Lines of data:

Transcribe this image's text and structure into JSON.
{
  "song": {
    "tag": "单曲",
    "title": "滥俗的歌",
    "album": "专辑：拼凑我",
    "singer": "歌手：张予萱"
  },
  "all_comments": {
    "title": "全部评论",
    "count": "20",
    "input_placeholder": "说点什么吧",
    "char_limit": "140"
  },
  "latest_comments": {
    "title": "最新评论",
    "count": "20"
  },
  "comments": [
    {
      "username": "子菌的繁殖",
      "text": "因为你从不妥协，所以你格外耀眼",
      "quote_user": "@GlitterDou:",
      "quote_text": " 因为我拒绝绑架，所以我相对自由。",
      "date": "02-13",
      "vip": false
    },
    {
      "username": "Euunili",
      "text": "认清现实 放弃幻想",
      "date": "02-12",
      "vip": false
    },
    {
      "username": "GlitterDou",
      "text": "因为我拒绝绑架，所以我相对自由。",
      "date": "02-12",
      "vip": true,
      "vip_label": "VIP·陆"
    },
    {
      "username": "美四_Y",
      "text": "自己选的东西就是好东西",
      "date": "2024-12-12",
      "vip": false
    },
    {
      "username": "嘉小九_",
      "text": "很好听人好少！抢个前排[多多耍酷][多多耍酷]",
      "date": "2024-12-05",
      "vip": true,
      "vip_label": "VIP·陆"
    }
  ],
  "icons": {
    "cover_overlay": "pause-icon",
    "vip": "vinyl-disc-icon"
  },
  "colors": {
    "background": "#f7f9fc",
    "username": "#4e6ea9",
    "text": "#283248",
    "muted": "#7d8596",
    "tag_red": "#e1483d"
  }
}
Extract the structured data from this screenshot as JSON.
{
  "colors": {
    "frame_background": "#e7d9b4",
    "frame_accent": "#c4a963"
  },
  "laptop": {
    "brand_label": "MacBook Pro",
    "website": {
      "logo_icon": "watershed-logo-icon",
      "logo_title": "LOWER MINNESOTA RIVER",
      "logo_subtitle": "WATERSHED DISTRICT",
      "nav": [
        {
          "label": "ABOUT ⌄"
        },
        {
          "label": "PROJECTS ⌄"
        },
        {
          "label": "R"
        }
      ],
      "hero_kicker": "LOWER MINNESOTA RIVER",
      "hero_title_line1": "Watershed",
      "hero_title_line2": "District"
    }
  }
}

WHAT YOU HAVE TO DO: Find every line that has "date" in it, then return those lines.

COMPLETED TASK:
      "date": "02-13",
      "date": "02-12",
      "date": "02-12",
      "date": "2024-12-12",
      "date": "2024-12-05",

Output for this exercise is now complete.